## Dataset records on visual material
· · · · · · ·

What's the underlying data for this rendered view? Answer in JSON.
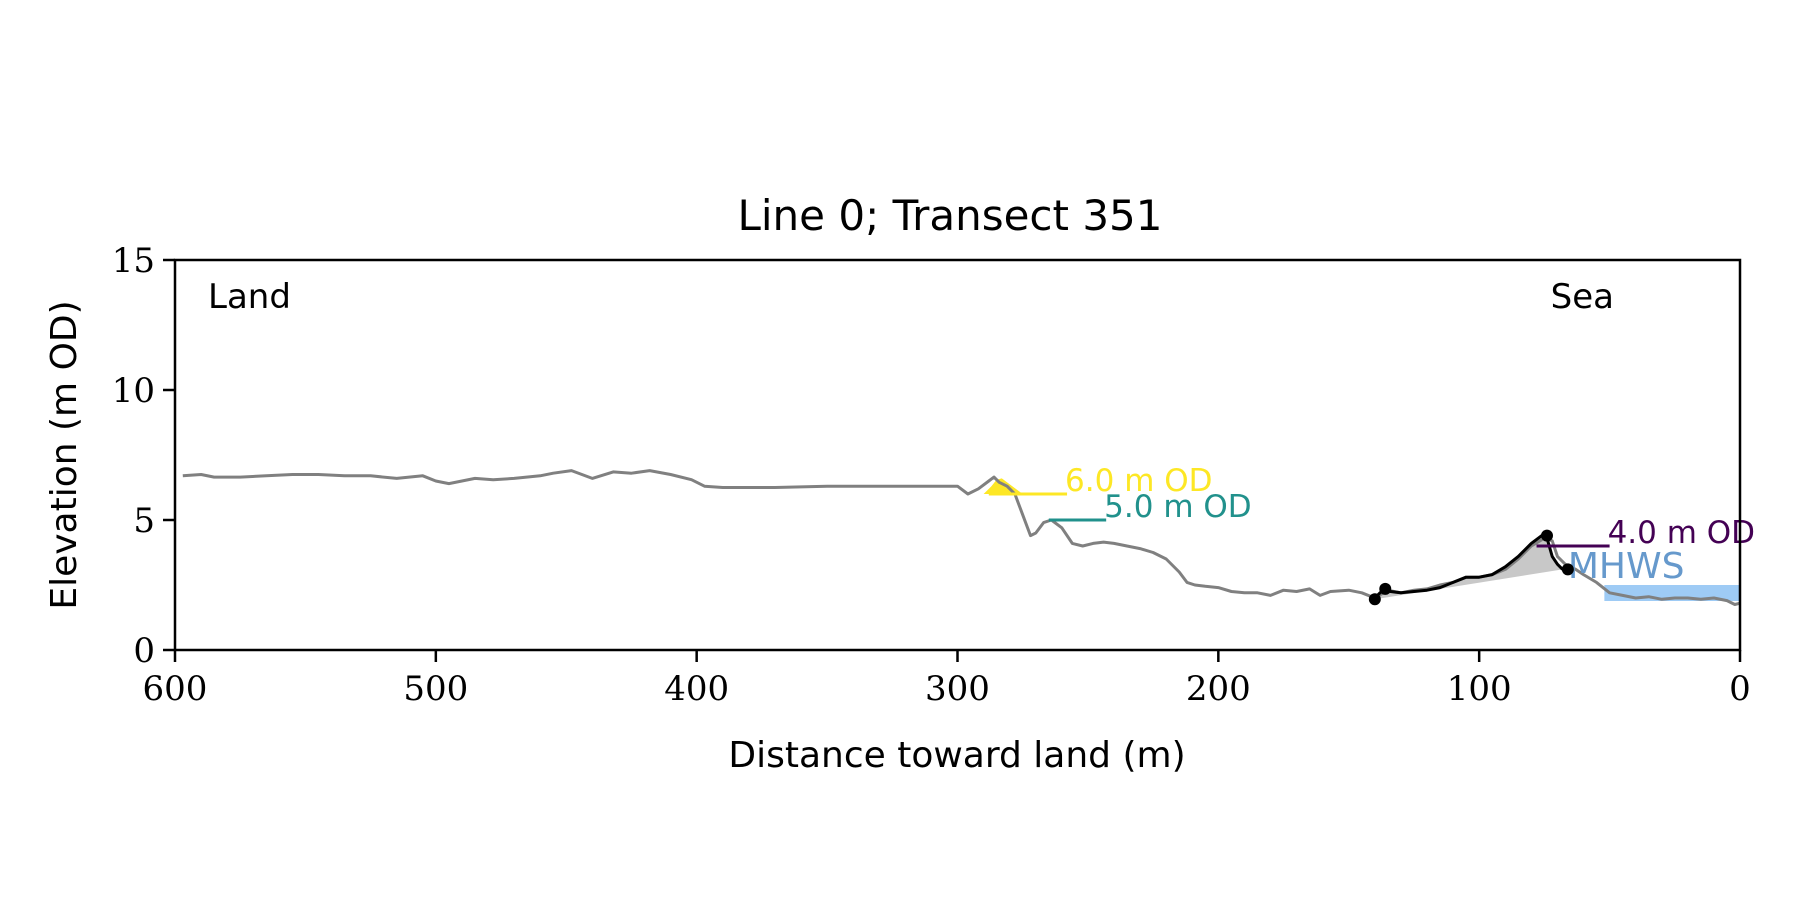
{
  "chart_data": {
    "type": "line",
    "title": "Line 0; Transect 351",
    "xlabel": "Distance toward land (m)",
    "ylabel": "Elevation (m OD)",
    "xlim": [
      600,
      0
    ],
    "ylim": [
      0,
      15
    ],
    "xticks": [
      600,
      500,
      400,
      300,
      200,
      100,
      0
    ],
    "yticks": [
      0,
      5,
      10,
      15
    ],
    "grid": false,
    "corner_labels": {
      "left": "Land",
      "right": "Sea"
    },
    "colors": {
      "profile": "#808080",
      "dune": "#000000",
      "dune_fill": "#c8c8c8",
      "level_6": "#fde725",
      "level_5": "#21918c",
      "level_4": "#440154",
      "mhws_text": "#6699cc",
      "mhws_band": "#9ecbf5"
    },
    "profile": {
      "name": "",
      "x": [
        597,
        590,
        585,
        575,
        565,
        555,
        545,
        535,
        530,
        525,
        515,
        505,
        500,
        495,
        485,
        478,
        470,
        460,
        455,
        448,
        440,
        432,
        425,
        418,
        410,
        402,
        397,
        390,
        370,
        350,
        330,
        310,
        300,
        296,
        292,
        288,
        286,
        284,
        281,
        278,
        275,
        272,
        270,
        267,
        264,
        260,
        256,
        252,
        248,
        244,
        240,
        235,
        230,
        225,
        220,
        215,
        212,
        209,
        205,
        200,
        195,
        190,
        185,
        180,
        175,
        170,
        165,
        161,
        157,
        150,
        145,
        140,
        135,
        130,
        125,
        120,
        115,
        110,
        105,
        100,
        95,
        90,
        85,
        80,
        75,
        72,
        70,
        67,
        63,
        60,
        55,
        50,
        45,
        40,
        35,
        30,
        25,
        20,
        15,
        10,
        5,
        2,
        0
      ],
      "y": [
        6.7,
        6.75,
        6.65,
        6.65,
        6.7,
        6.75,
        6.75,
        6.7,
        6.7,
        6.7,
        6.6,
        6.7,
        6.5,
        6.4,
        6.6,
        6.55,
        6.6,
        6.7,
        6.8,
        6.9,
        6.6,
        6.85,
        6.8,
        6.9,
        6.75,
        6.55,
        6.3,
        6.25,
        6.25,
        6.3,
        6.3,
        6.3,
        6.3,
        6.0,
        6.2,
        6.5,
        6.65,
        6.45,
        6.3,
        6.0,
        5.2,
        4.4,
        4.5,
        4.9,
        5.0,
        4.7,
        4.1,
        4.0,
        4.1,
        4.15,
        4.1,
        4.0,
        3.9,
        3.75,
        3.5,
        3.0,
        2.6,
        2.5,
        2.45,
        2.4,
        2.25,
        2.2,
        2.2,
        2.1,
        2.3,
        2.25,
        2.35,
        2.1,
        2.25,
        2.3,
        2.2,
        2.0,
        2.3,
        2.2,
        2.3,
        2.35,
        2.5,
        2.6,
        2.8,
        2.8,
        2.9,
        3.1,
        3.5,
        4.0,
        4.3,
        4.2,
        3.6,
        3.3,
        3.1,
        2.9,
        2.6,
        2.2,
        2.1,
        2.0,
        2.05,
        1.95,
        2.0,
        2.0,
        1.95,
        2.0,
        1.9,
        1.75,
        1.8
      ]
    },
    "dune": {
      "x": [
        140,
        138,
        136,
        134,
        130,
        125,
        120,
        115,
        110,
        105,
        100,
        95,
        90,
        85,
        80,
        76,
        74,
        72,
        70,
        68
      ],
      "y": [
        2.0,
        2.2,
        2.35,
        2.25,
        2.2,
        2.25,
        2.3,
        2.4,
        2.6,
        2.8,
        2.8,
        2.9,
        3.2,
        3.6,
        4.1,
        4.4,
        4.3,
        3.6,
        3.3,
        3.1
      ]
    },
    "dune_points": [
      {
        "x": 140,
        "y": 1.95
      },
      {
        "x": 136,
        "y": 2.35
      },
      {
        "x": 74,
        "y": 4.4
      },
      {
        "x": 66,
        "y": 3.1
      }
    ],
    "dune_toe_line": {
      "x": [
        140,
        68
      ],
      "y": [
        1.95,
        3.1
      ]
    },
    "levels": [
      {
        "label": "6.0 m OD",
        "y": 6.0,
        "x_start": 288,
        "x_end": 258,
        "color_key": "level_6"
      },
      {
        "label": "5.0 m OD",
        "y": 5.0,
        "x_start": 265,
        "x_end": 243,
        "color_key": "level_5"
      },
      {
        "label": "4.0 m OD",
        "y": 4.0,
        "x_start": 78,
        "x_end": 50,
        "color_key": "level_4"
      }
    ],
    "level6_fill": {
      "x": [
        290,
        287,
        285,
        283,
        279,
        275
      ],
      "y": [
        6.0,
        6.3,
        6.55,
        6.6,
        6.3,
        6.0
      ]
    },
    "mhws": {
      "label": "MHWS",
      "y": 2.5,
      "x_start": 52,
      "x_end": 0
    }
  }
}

· · · · · · ·

## Goal of the exercise
Each entry above should be reproduced exactly, with the pictures removed.

## Written response
What's the underlying data for this rendered view? Answer in JSON.
{
  "chart_data": {
    "type": "line",
    "title": "Line 0; Transect 351",
    "xlabel": "Distance toward land (m)",
    "ylabel": "Elevation (m OD)",
    "xlim": [
      600,
      0
    ],
    "ylim": [
      0,
      15
    ],
    "xticks": [
      600,
      500,
      400,
      300,
      200,
      100,
      0
    ],
    "yticks": [
      0,
      5,
      10,
      15
    ],
    "grid": false,
    "corner_labels": {
      "left": "Land",
      "right": "Sea"
    },
    "colors": {
      "profile": "#808080",
      "dune": "#000000",
      "dune_fill": "#c8c8c8",
      "level_6": "#fde725",
      "level_5": "#21918c",
      "level_4": "#440154",
      "mhws_text": "#6699cc",
      "mhws_band": "#9ecbf5"
    },
    "profile": {
      "name": "",
      "x": [
        597,
        590,
        585,
        575,
        565,
        555,
        545,
        535,
        530,
        525,
        515,
        505,
        500,
        495,
        485,
        478,
        470,
        460,
        455,
        448,
        440,
        432,
        425,
        418,
        410,
        402,
        397,
        390,
        370,
        350,
        330,
        310,
        300,
        296,
        292,
        288,
        286,
        284,
        281,
        278,
        275,
        272,
        270,
        267,
        264,
        260,
        256,
        252,
        248,
        244,
        240,
        235,
        230,
        225,
        220,
        215,
        212,
        209,
        205,
        200,
        195,
        190,
        185,
        180,
        175,
        170,
        165,
        161,
        157,
        150,
        145,
        140,
        135,
        130,
        125,
        120,
        115,
        110,
        105,
        100,
        95,
        90,
        85,
        80,
        75,
        72,
        70,
        67,
        63,
        60,
        55,
        50,
        45,
        40,
        35,
        30,
        25,
        20,
        15,
        10,
        5,
        2,
        0
      ],
      "y": [
        6.7,
        6.75,
        6.65,
        6.65,
        6.7,
        6.75,
        6.75,
        6.7,
        6.7,
        6.7,
        6.6,
        6.7,
        6.5,
        6.4,
        6.6,
        6.55,
        6.6,
        6.7,
        6.8,
        6.9,
        6.6,
        6.85,
        6.8,
        6.9,
        6.75,
        6.55,
        6.3,
        6.25,
        6.25,
        6.3,
        6.3,
        6.3,
        6.3,
        6.0,
        6.2,
        6.5,
        6.65,
        6.45,
        6.3,
        6.0,
        5.2,
        4.4,
        4.5,
        4.9,
        5.0,
        4.7,
        4.1,
        4.0,
        4.1,
        4.15,
        4.1,
        4.0,
        3.9,
        3.75,
        3.5,
        3.0,
        2.6,
        2.5,
        2.45,
        2.4,
        2.25,
        2.2,
        2.2,
        2.1,
        2.3,
        2.25,
        2.35,
        2.1,
        2.25,
        2.3,
        2.2,
        2.0,
        2.3,
        2.2,
        2.3,
        2.35,
        2.5,
        2.6,
        2.8,
        2.8,
        2.9,
        3.1,
        3.5,
        4.0,
        4.3,
        4.2,
        3.6,
        3.3,
        3.1,
        2.9,
        2.6,
        2.2,
        2.1,
        2.0,
        2.05,
        1.95,
        2.0,
        2.0,
        1.95,
        2.0,
        1.9,
        1.75,
        1.8
      ]
    },
    "dune": {
      "x": [
        140,
        138,
        136,
        134,
        130,
        125,
        120,
        115,
        110,
        105,
        100,
        95,
        90,
        85,
        80,
        76,
        74,
        72,
        70,
        68
      ],
      "y": [
        2.0,
        2.2,
        2.35,
        2.25,
        2.2,
        2.25,
        2.3,
        2.4,
        2.6,
        2.8,
        2.8,
        2.9,
        3.2,
        3.6,
        4.1,
        4.4,
        4.3,
        3.6,
        3.3,
        3.1
      ]
    },
    "dune_points": [
      {
        "x": 140,
        "y": 1.95
      },
      {
        "x": 136,
        "y": 2.35
      },
      {
        "x": 74,
        "y": 4.4
      },
      {
        "x": 66,
        "y": 3.1
      }
    ],
    "dune_toe_line": {
      "x": [
        140,
        68
      ],
      "y": [
        1.95,
        3.1
      ]
    },
    "levels": [
      {
        "label": "6.0 m OD",
        "y": 6.0,
        "x_start": 288,
        "x_end": 258,
        "color_key": "level_6"
      },
      {
        "label": "5.0 m OD",
        "y": 5.0,
        "x_start": 265,
        "x_end": 243,
        "color_key": "level_5"
      },
      {
        "label": "4.0 m OD",
        "y": 4.0,
        "x_start": 78,
        "x_end": 50,
        "color_key": "level_4"
      }
    ],
    "level6_fill": {
      "x": [
        290,
        287,
        285,
        283,
        279,
        275
      ],
      "y": [
        6.0,
        6.3,
        6.55,
        6.6,
        6.3,
        6.0
      ]
    },
    "mhws": {
      "label": "MHWS",
      "y": 2.5,
      "x_start": 52,
      "x_end": 0
    }
  }
}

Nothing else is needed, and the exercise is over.